Write out all of the data without omission, exactly as shown.

start Input records

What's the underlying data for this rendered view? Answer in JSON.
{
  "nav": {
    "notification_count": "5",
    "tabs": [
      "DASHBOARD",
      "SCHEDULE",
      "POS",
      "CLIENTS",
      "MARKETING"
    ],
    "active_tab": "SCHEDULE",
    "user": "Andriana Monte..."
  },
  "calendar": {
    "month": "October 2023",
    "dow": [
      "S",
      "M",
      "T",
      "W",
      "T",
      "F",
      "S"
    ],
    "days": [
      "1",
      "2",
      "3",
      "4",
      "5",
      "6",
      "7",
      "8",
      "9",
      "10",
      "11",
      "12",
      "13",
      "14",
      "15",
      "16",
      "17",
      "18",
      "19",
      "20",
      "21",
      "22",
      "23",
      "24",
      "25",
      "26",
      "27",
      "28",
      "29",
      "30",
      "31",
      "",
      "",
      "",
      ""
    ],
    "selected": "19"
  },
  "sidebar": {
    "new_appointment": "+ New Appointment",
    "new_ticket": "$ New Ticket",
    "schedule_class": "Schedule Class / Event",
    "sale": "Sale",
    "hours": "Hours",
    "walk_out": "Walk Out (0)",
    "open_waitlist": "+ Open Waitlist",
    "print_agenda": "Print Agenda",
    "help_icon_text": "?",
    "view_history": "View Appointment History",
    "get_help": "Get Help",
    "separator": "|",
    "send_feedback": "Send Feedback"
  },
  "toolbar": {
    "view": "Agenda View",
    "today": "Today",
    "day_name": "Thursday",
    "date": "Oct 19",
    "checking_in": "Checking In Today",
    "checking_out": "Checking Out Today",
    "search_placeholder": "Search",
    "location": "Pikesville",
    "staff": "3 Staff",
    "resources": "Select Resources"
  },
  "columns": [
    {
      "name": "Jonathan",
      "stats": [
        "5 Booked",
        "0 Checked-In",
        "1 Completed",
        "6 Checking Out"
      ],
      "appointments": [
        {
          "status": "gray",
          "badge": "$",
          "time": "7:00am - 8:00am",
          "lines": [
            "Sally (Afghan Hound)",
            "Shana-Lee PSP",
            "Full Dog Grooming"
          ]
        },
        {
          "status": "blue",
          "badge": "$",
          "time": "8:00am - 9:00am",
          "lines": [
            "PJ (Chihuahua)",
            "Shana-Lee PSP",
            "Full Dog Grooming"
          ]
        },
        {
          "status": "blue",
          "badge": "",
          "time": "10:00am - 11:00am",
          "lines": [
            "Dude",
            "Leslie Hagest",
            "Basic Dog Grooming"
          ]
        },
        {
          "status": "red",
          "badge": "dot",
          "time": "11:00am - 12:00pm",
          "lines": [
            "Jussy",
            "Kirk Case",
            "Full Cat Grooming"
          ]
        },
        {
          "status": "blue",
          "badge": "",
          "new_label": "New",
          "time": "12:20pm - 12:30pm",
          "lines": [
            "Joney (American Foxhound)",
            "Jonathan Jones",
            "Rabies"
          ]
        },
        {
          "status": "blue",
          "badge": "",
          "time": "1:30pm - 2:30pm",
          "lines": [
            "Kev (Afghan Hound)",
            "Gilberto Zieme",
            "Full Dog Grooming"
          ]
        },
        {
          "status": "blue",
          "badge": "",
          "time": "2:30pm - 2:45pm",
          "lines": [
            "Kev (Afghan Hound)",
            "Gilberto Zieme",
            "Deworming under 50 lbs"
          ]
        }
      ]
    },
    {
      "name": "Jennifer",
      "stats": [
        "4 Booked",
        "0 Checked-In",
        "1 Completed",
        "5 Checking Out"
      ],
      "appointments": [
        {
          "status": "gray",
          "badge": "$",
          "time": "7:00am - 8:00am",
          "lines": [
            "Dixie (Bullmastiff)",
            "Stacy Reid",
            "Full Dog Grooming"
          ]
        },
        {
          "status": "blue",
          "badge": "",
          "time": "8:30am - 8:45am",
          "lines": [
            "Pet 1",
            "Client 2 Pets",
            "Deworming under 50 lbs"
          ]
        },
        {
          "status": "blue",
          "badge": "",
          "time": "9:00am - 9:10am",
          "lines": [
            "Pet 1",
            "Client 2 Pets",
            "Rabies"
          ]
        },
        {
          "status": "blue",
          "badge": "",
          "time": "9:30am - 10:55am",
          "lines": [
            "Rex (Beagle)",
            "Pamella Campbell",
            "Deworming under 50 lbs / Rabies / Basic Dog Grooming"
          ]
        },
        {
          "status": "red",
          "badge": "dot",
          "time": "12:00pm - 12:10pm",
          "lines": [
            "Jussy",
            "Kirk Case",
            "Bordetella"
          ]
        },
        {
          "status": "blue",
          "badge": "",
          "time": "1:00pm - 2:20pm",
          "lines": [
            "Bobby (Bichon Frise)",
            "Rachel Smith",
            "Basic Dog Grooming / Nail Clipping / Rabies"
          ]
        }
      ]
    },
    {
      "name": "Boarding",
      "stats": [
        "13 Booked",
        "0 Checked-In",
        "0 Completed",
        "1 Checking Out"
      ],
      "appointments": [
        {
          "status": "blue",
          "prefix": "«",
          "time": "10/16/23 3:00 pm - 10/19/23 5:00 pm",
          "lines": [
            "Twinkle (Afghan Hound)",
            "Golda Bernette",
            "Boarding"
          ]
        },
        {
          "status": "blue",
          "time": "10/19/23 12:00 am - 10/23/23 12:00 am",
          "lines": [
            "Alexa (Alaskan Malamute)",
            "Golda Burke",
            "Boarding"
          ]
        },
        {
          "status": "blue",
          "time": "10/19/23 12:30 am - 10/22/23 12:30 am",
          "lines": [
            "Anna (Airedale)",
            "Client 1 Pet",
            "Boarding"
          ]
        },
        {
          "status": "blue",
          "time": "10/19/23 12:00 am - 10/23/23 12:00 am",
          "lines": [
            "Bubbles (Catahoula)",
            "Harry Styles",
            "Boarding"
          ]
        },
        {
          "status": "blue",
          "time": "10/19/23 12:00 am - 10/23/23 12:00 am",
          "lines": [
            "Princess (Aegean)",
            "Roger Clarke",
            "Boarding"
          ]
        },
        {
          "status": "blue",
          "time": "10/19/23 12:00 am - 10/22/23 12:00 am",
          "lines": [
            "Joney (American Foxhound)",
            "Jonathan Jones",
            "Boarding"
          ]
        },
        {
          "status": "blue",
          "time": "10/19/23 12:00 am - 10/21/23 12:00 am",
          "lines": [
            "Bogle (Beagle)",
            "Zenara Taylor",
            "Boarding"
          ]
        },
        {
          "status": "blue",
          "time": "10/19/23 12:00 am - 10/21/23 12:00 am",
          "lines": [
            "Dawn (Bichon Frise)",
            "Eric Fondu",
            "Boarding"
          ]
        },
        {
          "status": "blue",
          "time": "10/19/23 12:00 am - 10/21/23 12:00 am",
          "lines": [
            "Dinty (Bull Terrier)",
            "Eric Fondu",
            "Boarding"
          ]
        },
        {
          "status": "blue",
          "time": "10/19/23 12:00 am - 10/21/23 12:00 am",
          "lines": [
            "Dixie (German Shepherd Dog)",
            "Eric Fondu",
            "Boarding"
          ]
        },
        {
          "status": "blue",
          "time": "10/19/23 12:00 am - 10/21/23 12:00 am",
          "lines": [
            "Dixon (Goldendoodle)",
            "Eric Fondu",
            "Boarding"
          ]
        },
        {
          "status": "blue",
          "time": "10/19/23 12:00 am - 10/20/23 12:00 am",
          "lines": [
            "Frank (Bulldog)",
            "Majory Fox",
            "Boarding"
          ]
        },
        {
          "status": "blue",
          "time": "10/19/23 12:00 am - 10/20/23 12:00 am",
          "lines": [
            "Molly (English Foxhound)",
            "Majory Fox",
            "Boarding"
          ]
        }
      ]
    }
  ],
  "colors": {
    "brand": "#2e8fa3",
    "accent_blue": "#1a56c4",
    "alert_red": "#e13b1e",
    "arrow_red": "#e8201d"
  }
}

end Input records

Result for this exercise =
What's the underlying data for this rendered view? Answer in JSON.
{
  "nav": {
    "notification_count": "5",
    "tabs": [
      "DASHBOARD",
      "SCHEDULE",
      "POS",
      "CLIENTS",
      "MARKETING"
    ],
    "active_tab": "SCHEDULE",
    "user": "Andriana Monte..."
  },
  "calendar": {
    "month": "October 2023",
    "dow": [
      "S",
      "M",
      "T",
      "W",
      "T",
      "F",
      "S"
    ],
    "days": [
      "1",
      "2",
      "3",
      "4",
      "5",
      "6",
      "7",
      "8",
      "9",
      "10",
      "11",
      "12",
      "13",
      "14",
      "15",
      "16",
      "17",
      "18",
      "19",
      "20",
      "21",
      "22",
      "23",
      "24",
      "25",
      "26",
      "27",
      "28",
      "29",
      "30",
      "31",
      "",
      "",
      "",
      ""
    ],
    "selected": "19"
  },
  "sidebar": {
    "new_appointment": "+ New Appointment",
    "new_ticket": "$ New Ticket",
    "schedule_class": "Schedule Class / Event",
    "sale": "Sale",
    "hours": "Hours",
    "walk_out": "Walk Out (0)",
    "open_waitlist": "+ Open Waitlist",
    "print_agenda": "Print Agenda",
    "help_icon_text": "?",
    "view_history": "View Appointment History",
    "get_help": "Get Help",
    "separator": "|",
    "send_feedback": "Send Feedback"
  },
  "toolbar": {
    "view": "Agenda View",
    "today": "Today",
    "day_name": "Thursday",
    "date": "Oct 19",
    "checking_in": "Checking In Today",
    "checking_out": "Checking Out Today",
    "search_placeholder": "Search",
    "location": "Pikesville",
    "staff": "3 Staff",
    "resources": "Select Resources"
  },
  "columns": [
    {
      "name": "Jonathan",
      "stats": [
        "5 Booked",
        "0 Checked-In",
        "1 Completed",
        "6 Checking Out"
      ],
      "appointments": [
        {
          "status": "gray",
          "badge": "$",
          "time": "7:00am - 8:00am",
          "lines": [
            "Sally (Afghan Hound)",
            "Shana-Lee PSP",
            "Full Dog Grooming"
          ]
        },
        {
          "status": "blue",
          "badge": "$",
          "time": "8:00am - 9:00am",
          "lines": [
            "PJ (Chihuahua)",
            "Shana-Lee PSP",
            "Full Dog Grooming"
          ]
        },
        {
          "status": "blue",
          "badge": "",
          "time": "10:00am - 11:00am",
          "lines": [
            "Dude",
            "Leslie Hagest",
            "Basic Dog Grooming"
          ]
        },
        {
          "status": "red",
          "badge": "dot",
          "time": "11:00am - 12:00pm",
          "lines": [
            "Jussy",
            "Kirk Case",
            "Full Cat Grooming"
          ]
        },
        {
          "status": "blue",
          "badge": "",
          "new_label": "New",
          "time": "12:20pm - 12:30pm",
          "lines": [
            "Joney (American Foxhound)",
            "Jonathan Jones",
            "Rabies"
          ]
        },
        {
          "status": "blue",
          "badge": "",
          "time": "1:30pm - 2:30pm",
          "lines": [
            "Kev (Afghan Hound)",
            "Gilberto Zieme",
            "Full Dog Grooming"
          ]
        },
        {
          "status": "blue",
          "badge": "",
          "time": "2:30pm - 2:45pm",
          "lines": [
            "Kev (Afghan Hound)",
            "Gilberto Zieme",
            "Deworming under 50 lbs"
          ]
        }
      ]
    },
    {
      "name": "Jennifer",
      "stats": [
        "4 Booked",
        "0 Checked-In",
        "1 Completed",
        "5 Checking Out"
      ],
      "appointments": [
        {
          "status": "gray",
          "badge": "$",
          "time": "7:00am - 8:00am",
          "lines": [
            "Dixie (Bullmastiff)",
            "Stacy Reid",
            "Full Dog Grooming"
          ]
        },
        {
          "status": "blue",
          "badge": "",
          "time": "8:30am - 8:45am",
          "lines": [
            "Pet 1",
            "Client 2 Pets",
            "Deworming under 50 lbs"
          ]
        },
        {
          "status": "blue",
          "badge": "",
          "time": "9:00am - 9:10am",
          "lines": [
            "Pet 1",
            "Client 2 Pets",
            "Rabies"
          ]
        },
        {
          "status": "blue",
          "badge": "",
          "time": "9:30am - 10:55am",
          "lines": [
            "Rex (Beagle)",
            "Pamella Campbell",
            "Deworming under 50 lbs / Rabies / Basic Dog Grooming"
          ]
        },
        {
          "status": "red",
          "badge": "dot",
          "time": "12:00pm - 12:10pm",
          "lines": [
            "Jussy",
            "Kirk Case",
            "Bordetella"
          ]
        },
        {
          "status": "blue",
          "badge": "",
          "time": "1:00pm - 2:20pm",
          "lines": [
            "Bobby (Bichon Frise)",
            "Rachel Smith",
            "Basic Dog Grooming / Nail Clipping / Rabies"
          ]
        }
      ]
    },
    {
      "name": "Boarding",
      "stats": [
        "13 Booked",
        "0 Checked-In",
        "0 Completed",
        "1 Checking Out"
      ],
      "appointments": [
        {
          "status": "blue",
          "prefix": "«",
          "time": "10/16/23 3:00 pm - 10/19/23 5:00 pm",
          "lines": [
            "Twinkle (Afghan Hound)",
            "Golda Bernette",
            "Boarding"
          ]
        },
        {
          "status": "blue",
          "time": "10/19/23 12:00 am - 10/23/23 12:00 am",
          "lines": [
            "Alexa (Alaskan Malamute)",
            "Golda Burke",
            "Boarding"
          ]
        },
        {
          "status": "blue",
          "time": "10/19/23 12:30 am - 10/22/23 12:30 am",
          "lines": [
            "Anna (Airedale)",
            "Client 1 Pet",
            "Boarding"
          ]
        },
        {
          "status": "blue",
          "time": "10/19/23 12:00 am - 10/23/23 12:00 am",
          "lines": [
            "Bubbles (Catahoula)",
            "Harry Styles",
            "Boarding"
          ]
        },
        {
          "status": "blue",
          "time": "10/19/23 12:00 am - 10/23/23 12:00 am",
          "lines": [
            "Princess (Aegean)",
            "Roger Clarke",
            "Boarding"
          ]
        },
        {
          "status": "blue",
          "time": "10/19/23 12:00 am - 10/22/23 12:00 am",
          "lines": [
            "Joney (American Foxhound)",
            "Jonathan Jones",
            "Boarding"
          ]
        },
        {
          "status": "blue",
          "time": "10/19/23 12:00 am - 10/21/23 12:00 am",
          "lines": [
            "Bogle (Beagle)",
            "Zenara Taylor",
            "Boarding"
          ]
        },
        {
          "status": "blue",
          "time": "10/19/23 12:00 am - 10/21/23 12:00 am",
          "lines": [
            "Dawn (Bichon Frise)",
            "Eric Fondu",
            "Boarding"
          ]
        },
        {
          "status": "blue",
          "time": "10/19/23 12:00 am - 10/21/23 12:00 am",
          "lines": [
            "Dinty (Bull Terrier)",
            "Eric Fondu",
            "Boarding"
          ]
        },
        {
          "status": "blue",
          "time": "10/19/23 12:00 am - 10/21/23 12:00 am",
          "lines": [
            "Dixie (German Shepherd Dog)",
            "Eric Fondu",
            "Boarding"
          ]
        },
        {
          "status": "blue",
          "time": "10/19/23 12:00 am - 10/21/23 12:00 am",
          "lines": [
            "Dixon (Goldendoodle)",
            "Eric Fondu",
            "Boarding"
          ]
        },
        {
          "status": "blue",
          "time": "10/19/23 12:00 am - 10/20/23 12:00 am",
          "lines": [
            "Frank (Bulldog)",
            "Majory Fox",
            "Boarding"
          ]
        },
        {
          "status": "blue",
          "time": "10/19/23 12:00 am - 10/20/23 12:00 am",
          "lines": [
            "Molly (English Foxhound)",
            "Majory Fox",
            "Boarding"
          ]
        }
      ]
    }
  ],
  "colors": {
    "brand": "#2e8fa3",
    "accent_blue": "#1a56c4",
    "alert_red": "#e13b1e",
    "arrow_red": "#e8201d"
  }
}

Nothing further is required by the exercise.